====== Data provided

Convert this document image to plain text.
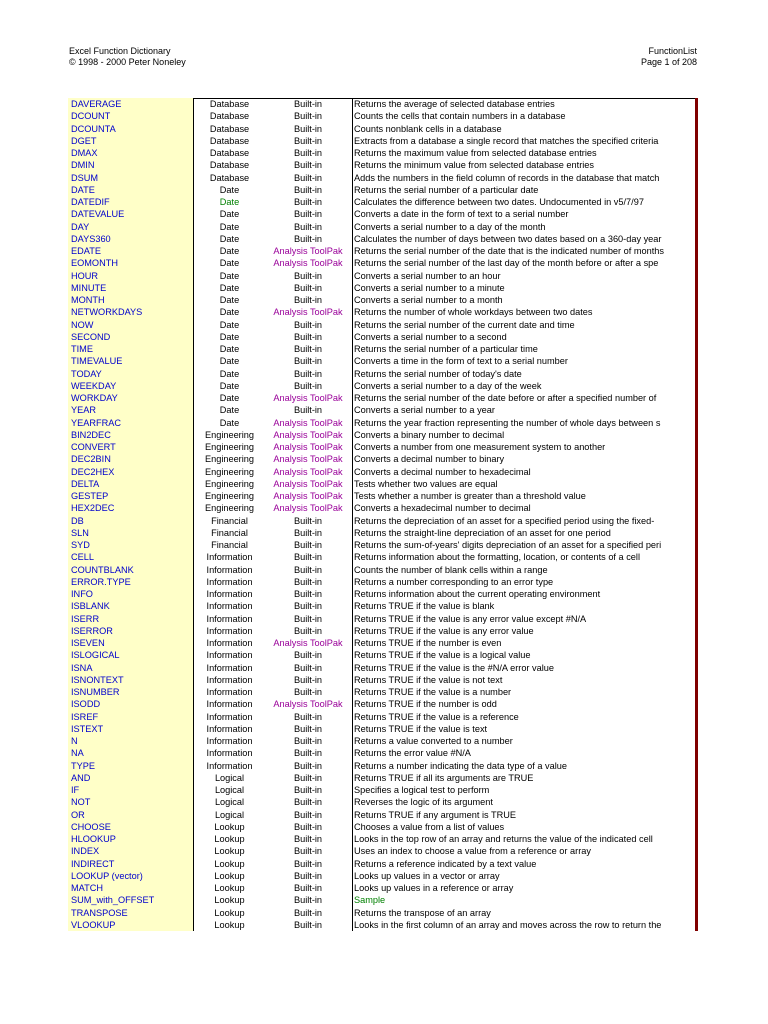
Excel Function Dictionary
© 1998 - 2000 Peter Noneley
FunctionList
Page 1 of 208
DAVERAGE	Database	Built-in	Returns the average of selected database entries
DCOUNT	Database	Built-in	Counts the cells that contain numbers in a database
DCOUNTA	Database	Built-in	Counts nonblank cells in a database
DGET	Database	Built-in	Extracts from a database a single record that matches the specified criteria
DMAX	Database	Built-in	Returns the maximum value from selected database entries
DMIN	Database	Built-in	Returns the minimum value from selected database entries
DSUM	Database	Built-in	Adds the numbers in the field column of records in the database that match
DATE	Date	Built-in	Returns the serial number of a particular date
DATEDIF	Date	Built-in	Calculates the difference between two dates. Undocumented in v5/7/97
DATEVALUE	Date	Built-in	Converts a date in the form of text to a serial number
DAY	Date	Built-in	Converts a serial number to a day of the month
DAYS360	Date	Built-in	Calculates the number of days between two dates based on a 360-day year
EDATE	Date	Analysis ToolPak	Returns the serial number of the date that is the indicated number of months
EOMONTH	Date	Analysis ToolPak	Returns the serial number of the last day of the month before or after a spe
HOUR	Date	Built-in	Converts a serial number to an hour
MINUTE	Date	Built-in	Converts a serial number to a minute
MONTH	Date	Built-in	Converts a serial number to a month
NETWORKDAYS	Date	Analysis ToolPak	Returns the number of whole workdays between two dates
NOW	Date	Built-in	Returns the serial number of the current date and time
SECOND	Date	Built-in	Converts a serial number to a second
TIME	Date	Built-in	Returns the serial number of a particular time
TIMEVALUE	Date	Built-in	Converts a time in the form of text to a serial number
TODAY	Date	Built-in	Returns the serial number of today's date
WEEKDAY	Date	Built-in	Converts a serial number to a day of the week
WORKDAY	Date	Analysis ToolPak	Returns the serial number of the date before or after a specified number of
YEAR	Date	Built-in	Converts a serial number to a year
YEARFRAC	Date	Analysis ToolPak	Returns the year fraction representing the number of whole days between s
BIN2DEC	Engineering	Analysis ToolPak	Converts a binary number to decimal
CONVERT	Engineering	Analysis ToolPak	Converts a number from one measurement system to another
DEC2BIN	Engineering	Analysis ToolPak	Converts a decimal number to binary
DEC2HEX	Engineering	Analysis ToolPak	Converts a decimal number to hexadecimal
DELTA	Engineering	Analysis ToolPak	Tests whether two values are equal
GESTEP	Engineering	Analysis ToolPak	Tests whether a number is greater than a threshold value
HEX2DEC	Engineering	Analysis ToolPak	Converts a hexadecimal number to decimal
DB	Financial	Built-in	Returns the depreciation of an asset for a specified period using the fixed-
SLN	Financial	Built-in	Returns the straight-line depreciation of an asset for one period
SYD	Financial	Built-in	Returns the sum-of-years' digits depreciation of an asset for a specified peri
CELL	Information	Built-in	Returns information about the formatting, location, or contents of a cell
COUNTBLANK	Information	Built-in	Counts the number of blank cells within a range
ERROR.TYPE	Information	Built-in	Returns a number corresponding to an error type
INFO	Information	Built-in	Returns information about the current operating environment
ISBLANK	Information	Built-in	Returns TRUE if the value is blank
ISERR	Information	Built-in	Returns TRUE if the value is any error value except #N/A
ISERROR	Information	Built-in	Returns TRUE if the value is any error value
ISEVEN	Information	Analysis ToolPak	Returns TRUE if the number is even
ISLOGICAL	Information	Built-in	Returns TRUE if the value is a logical value
ISNA	Information	Built-in	Returns TRUE if the value is the #N/A error value
ISNONTEXT	Information	Built-in	Returns TRUE if the value is not text
ISNUMBER	Information	Built-in	Returns TRUE if the value is a number
ISODD	Information	Analysis ToolPak	Returns TRUE if the number is odd
ISREF	Information	Built-in	Returns TRUE if the value is a reference
ISTEXT	Information	Built-in	Returns TRUE if the value is text
N	Information	Built-in	Returns a value converted to a number
NA	Information	Built-in	Returns the error value #N/A
TYPE	Information	Built-in	Returns a number indicating the data type of a value
AND	Logical	Built-in	Returns TRUE if all its arguments are TRUE
IF	Logical	Built-in	Specifies a logical test to perform
NOT	Logical	Built-in	Reverses the logic of its argument
OR	Logical	Built-in	Returns TRUE if any argument is TRUE
CHOOSE	Lookup	Built-in	Chooses a value from a list of values
HLOOKUP	Lookup	Built-in	Looks in the top row of an array and returns the value of the indicated cell
INDEX	Lookup	Built-in	Uses an index to choose a value from a reference or array
INDIRECT	Lookup	Built-in	Returns a reference indicated by a text value
LOOKUP (vector)	Lookup	Built-in	Looks up values in a vector or array
MATCH	Lookup	Built-in	Looks up values in a reference or array
SUM_with_OFFSET	Lookup	Built-in	Sample
TRANSPOSE	Lookup	Built-in	Returns the transpose of an array
VLOOKUP	Lookup	Built-in	Looks in the first column of an array and moves across the row to return the
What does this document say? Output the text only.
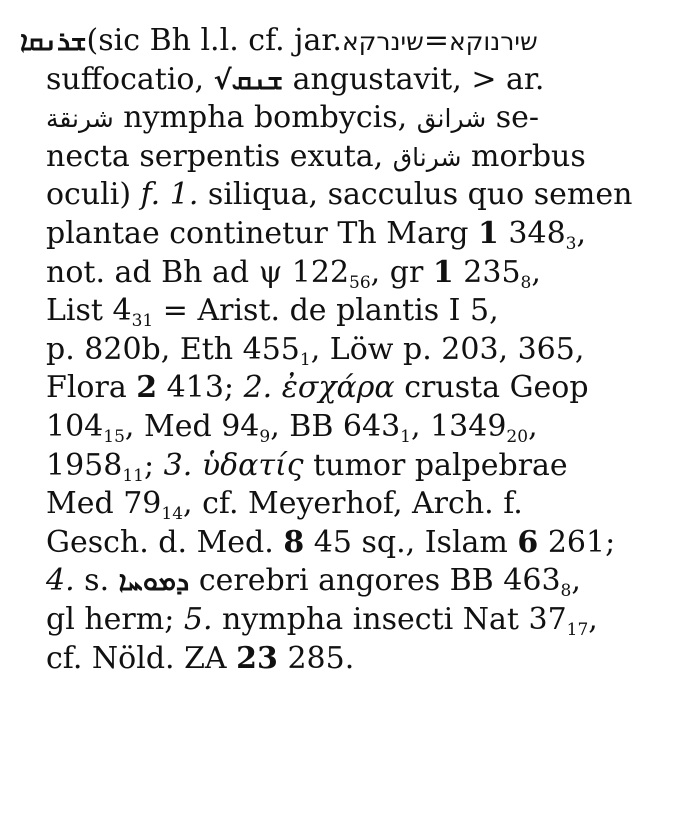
ܫܪܢܩܐ(sic Bh l.l. cf. jar.	שירנוקא=שינרקא
suffocatio, √ܫܢܩ angustavit, > ar.
شرنقة nympha bombycis, شرانق se-
necta serpentis exuta, شرناق morbus
oculi) f. 1. siliqua, sacculus quo semen
plantae continetur Th Marg 1 $348_3$,
not. ad Bh ad ψ $122_{56}$, gr 1 $235_8$,
List $4_{31}$ = Arist. de plantis I 5,
p. 820b, Eth $455_1$, Löw p. 203, 365,
Flora 2 413; 2. ἐσχάρα crusta Geop
$104_{15}$, Med $94_9$, BB $643_1$, $1349_{20}$,
$1958_{11}$; 3. ὑδατίς tumor palpebrae
Med $79_{14}$, cf. Meyerhof, Arch. f.
Gesch. d. Med. 8 45 sq., Islam 6 261;
4. s. ܕܡܘܚܐ cerebri angores BB $463_8$,
gl herm; 5. nympha insecti Nat $37_{17}$,
cf. Nöld. ZA 23 285.
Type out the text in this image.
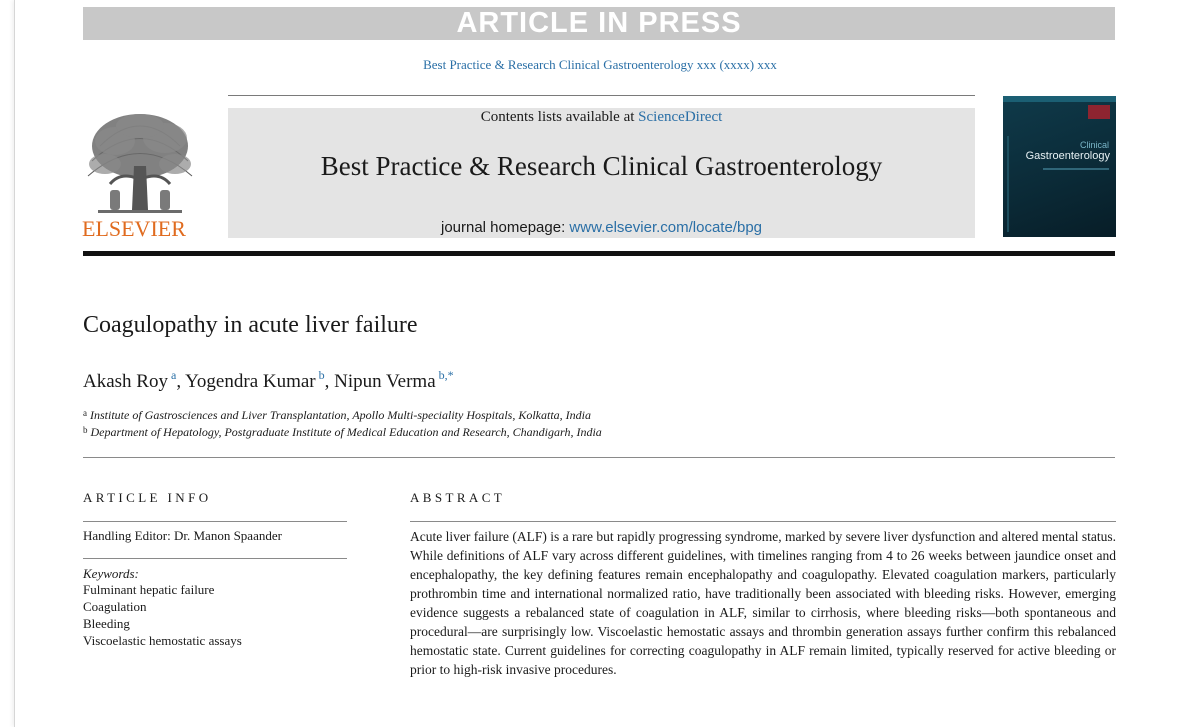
ARTICLE IN PRESS
Best Practice & Research Clinical Gastroenterology xxx (xxxx) xxx
ELSEVIER
Contents lists available at ScienceDirect
Best Practice & Research Clinical Gastroenterology
journal homepage: www.elsevier.com/locate/bpg
Clinical
Gastroenterology
Coagulopathy in acute liver failure
Akash Roy $^a$, Yogendra Kumar $^b$, Nipun Verma $^{b,*}$
$^a$ Institute of Gastrosciences and Liver Transplantation, Apollo Multi-speciality Hospitals, Kolkatta, India
$^b$ Department of Hepatology, Postgraduate Institute of Medical Education and Research, Chandigarh, India
ARTICLE INFO	ABSTRACT
Handling Editor: Dr. Manon Spaander
Keywords:
Fulminant hepatic failure
Coagulation
Bleeding
Viscoelastic hemostatic assays

Acute liver failure (ALF) is a rare but rapidly progressing syndrome, marked by severe liver dysfunction and altered mental status. While definitions of ALF vary across different guidelines, with timelines ranging from 4 to 26 weeks between jaundice onset and encephalopathy, the key defining features remain encephalopathy and coagulopathy. Elevated coagulation markers, particularly prothrombin time and international normalized ratio, have traditionally been associated with bleeding risks. However, emerging evidence suggests a rebalanced state of coagulation in ALF, similar to cirrhosis, where bleeding risks—both spontaneous and procedural—are surprisingly low. Viscoelastic hemostatic assays and thrombin generation assays further confirm this rebalanced hemostatic state. Current guidelines for correcting coagulopathy in ALF remain limited, typically reserved for active bleeding or prior to high-risk invasive procedures.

============

**Work task:** If a line in the entries holds the string "about", copy it.

**Answer to this problem:**
CELL	Information	Built-in	Returns information about the formatting, location, or contents of a cell
INFO	Information	Built-in	Returns information about the current operating environment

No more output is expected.